> WORK TO COMPLETE
List every line from the stored entries that contains the string "UNamur".

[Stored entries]
..............................

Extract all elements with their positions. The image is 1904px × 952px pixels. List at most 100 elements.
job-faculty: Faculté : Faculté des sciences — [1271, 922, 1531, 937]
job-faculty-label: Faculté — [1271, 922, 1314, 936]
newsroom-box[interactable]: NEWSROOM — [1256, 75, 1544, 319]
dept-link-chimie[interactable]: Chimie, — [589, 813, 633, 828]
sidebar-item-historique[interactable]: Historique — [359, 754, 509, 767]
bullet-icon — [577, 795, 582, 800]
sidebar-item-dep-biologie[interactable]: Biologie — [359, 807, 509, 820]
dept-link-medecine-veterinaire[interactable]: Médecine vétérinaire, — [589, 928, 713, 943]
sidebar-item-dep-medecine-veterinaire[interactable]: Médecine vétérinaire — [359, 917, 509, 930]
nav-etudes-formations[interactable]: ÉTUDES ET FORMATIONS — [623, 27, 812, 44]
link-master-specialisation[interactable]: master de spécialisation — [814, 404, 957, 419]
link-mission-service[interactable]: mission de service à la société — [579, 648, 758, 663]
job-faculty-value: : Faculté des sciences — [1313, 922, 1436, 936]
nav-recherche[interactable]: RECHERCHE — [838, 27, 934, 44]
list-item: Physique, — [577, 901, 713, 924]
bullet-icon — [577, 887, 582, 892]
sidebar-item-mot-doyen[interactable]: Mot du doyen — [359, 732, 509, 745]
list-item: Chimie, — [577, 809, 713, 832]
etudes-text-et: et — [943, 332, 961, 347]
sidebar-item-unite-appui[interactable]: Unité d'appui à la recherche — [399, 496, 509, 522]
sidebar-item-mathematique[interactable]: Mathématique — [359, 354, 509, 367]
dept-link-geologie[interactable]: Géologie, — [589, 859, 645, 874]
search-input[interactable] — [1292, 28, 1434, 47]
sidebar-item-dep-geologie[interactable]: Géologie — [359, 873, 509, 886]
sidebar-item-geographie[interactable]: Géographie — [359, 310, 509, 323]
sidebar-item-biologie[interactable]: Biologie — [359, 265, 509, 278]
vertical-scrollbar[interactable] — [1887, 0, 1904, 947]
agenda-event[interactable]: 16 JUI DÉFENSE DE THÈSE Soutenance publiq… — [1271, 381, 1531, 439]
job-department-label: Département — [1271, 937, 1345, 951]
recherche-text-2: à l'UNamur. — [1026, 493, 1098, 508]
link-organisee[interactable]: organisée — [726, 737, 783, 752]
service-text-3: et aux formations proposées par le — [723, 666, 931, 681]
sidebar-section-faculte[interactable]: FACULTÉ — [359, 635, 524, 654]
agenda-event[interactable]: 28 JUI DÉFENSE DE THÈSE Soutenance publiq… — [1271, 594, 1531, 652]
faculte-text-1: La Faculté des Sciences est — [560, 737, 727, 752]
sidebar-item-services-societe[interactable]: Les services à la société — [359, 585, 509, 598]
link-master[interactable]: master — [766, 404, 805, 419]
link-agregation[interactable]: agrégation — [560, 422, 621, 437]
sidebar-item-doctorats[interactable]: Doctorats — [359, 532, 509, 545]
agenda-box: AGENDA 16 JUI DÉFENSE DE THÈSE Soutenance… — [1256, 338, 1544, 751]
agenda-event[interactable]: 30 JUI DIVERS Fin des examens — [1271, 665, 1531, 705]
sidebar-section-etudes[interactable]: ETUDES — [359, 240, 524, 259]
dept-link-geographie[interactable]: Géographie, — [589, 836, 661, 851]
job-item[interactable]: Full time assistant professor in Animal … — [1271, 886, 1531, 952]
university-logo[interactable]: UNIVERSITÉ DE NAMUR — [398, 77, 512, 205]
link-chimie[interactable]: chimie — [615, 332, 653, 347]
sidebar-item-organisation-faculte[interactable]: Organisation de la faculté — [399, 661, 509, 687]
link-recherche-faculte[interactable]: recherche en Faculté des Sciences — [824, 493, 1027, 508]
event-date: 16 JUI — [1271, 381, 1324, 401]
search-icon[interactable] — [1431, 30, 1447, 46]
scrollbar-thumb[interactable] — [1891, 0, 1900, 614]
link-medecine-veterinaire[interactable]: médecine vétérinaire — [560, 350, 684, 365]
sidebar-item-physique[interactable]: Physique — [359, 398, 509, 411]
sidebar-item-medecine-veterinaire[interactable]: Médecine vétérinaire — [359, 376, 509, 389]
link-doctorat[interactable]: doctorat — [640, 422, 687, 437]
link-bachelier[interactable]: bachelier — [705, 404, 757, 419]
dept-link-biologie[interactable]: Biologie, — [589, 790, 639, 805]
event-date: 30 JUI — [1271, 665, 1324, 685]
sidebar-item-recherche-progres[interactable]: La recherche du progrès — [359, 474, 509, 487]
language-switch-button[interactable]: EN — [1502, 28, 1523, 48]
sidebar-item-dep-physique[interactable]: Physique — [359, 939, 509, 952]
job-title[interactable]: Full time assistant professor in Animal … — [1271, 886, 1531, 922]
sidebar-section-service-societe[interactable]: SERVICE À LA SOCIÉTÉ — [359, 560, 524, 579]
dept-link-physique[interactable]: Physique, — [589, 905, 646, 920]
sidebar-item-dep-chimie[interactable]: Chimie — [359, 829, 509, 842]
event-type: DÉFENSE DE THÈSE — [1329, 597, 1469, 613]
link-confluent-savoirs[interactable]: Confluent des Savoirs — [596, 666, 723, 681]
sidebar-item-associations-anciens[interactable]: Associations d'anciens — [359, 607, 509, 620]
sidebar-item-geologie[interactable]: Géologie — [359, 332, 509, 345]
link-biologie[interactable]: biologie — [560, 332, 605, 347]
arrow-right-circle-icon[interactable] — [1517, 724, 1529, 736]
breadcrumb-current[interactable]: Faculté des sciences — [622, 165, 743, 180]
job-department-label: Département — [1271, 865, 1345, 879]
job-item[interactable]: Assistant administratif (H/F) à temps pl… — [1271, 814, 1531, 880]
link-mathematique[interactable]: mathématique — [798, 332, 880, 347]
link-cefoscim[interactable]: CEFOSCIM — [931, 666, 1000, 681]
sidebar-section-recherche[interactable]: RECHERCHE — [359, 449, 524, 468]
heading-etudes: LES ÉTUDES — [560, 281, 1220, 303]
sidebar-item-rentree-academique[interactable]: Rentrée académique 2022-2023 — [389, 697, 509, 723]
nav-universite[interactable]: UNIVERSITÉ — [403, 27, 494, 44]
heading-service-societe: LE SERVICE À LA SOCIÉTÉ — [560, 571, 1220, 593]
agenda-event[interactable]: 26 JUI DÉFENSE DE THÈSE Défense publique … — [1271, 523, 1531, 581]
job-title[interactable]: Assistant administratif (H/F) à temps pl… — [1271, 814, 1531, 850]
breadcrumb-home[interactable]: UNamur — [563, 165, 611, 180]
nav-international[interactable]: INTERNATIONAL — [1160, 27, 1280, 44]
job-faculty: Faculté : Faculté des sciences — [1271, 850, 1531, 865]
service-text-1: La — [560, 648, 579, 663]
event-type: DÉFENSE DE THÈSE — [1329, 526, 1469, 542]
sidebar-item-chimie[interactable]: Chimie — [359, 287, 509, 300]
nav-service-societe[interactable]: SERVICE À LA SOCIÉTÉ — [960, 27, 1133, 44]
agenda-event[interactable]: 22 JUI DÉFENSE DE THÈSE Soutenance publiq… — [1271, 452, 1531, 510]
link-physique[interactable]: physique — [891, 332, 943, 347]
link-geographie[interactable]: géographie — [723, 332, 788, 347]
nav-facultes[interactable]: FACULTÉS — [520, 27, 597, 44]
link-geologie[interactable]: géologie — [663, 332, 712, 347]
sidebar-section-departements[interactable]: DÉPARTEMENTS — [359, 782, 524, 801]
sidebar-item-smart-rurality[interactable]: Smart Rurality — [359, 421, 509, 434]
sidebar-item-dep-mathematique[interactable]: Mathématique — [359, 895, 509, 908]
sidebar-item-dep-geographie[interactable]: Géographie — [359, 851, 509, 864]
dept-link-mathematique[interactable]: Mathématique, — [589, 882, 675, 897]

..............................

> WORKED ANSWER
recherche-text-2: à l'UNamur. — [1026, 493, 1098, 508]
breadcrumb-home[interactable]: UNamur — [563, 165, 611, 180]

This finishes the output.